═══ INPUT ROWS
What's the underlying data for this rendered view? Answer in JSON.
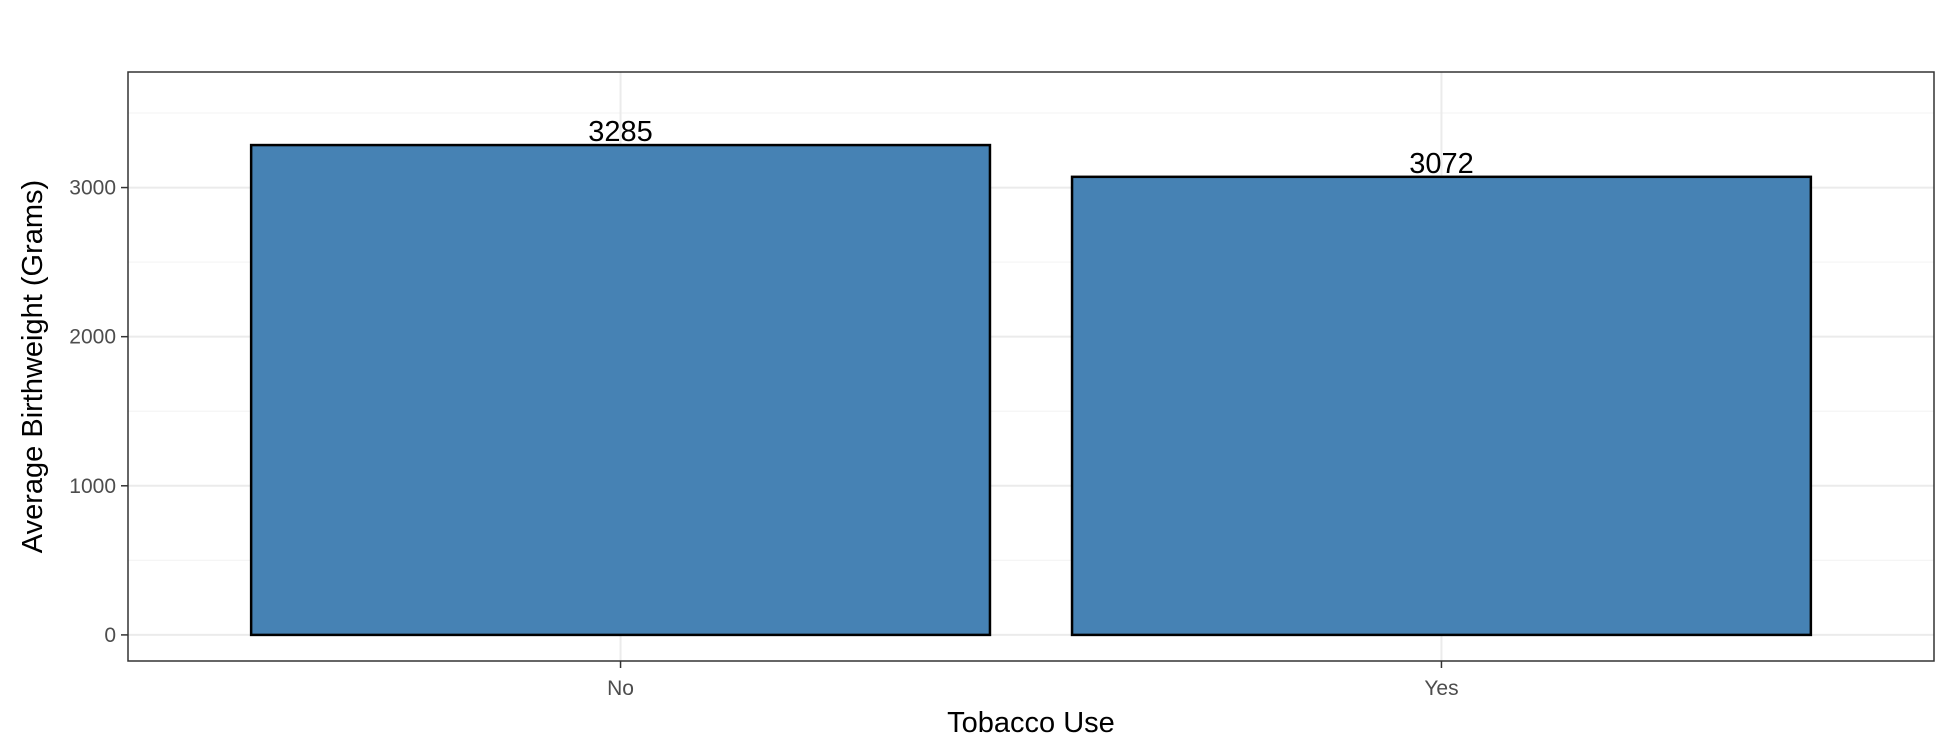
{
  "chart_data": {
    "type": "bar",
    "categories": [
      "No",
      "Yes"
    ],
    "values": [
      3285,
      3072
    ],
    "data_labels": [
      "3285",
      "3072"
    ],
    "title": "",
    "xlabel": "Tobacco Use",
    "ylabel": "Average Birthweight (Grams)",
    "ylim": [
      -175,
      3775
    ],
    "yticks": [
      0,
      1000,
      2000,
      3000
    ],
    "ytick_labels": [
      "0",
      "1000",
      "2000",
      "3000"
    ],
    "grid": true,
    "legend": "none",
    "colors": {
      "bar_fill": "#4682B4",
      "bar_stroke": "#000000",
      "grid_major": "#EBEBEB",
      "grid_minor": "#F5F5F5",
      "panel_border": "#333333",
      "tick_text": "#4D4D4D"
    }
  }
}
══════
AIM ::
Give the data above again in full and unchanged, skipping the pictures.

RESULT FOR THIS EXERCISE ::
What's the underlying data for this rendered view? Answer in JSON.
{
  "chart_data": {
    "type": "bar",
    "categories": [
      "No",
      "Yes"
    ],
    "values": [
      3285,
      3072
    ],
    "data_labels": [
      "3285",
      "3072"
    ],
    "title": "",
    "xlabel": "Tobacco Use",
    "ylabel": "Average Birthweight (Grams)",
    "ylim": [
      -175,
      3775
    ],
    "yticks": [
      0,
      1000,
      2000,
      3000
    ],
    "ytick_labels": [
      "0",
      "1000",
      "2000",
      "3000"
    ],
    "grid": true,
    "legend": "none",
    "colors": {
      "bar_fill": "#4682B4",
      "bar_stroke": "#000000",
      "grid_major": "#EBEBEB",
      "grid_minor": "#F5F5F5",
      "panel_border": "#333333",
      "tick_text": "#4D4D4D"
    }
  }
}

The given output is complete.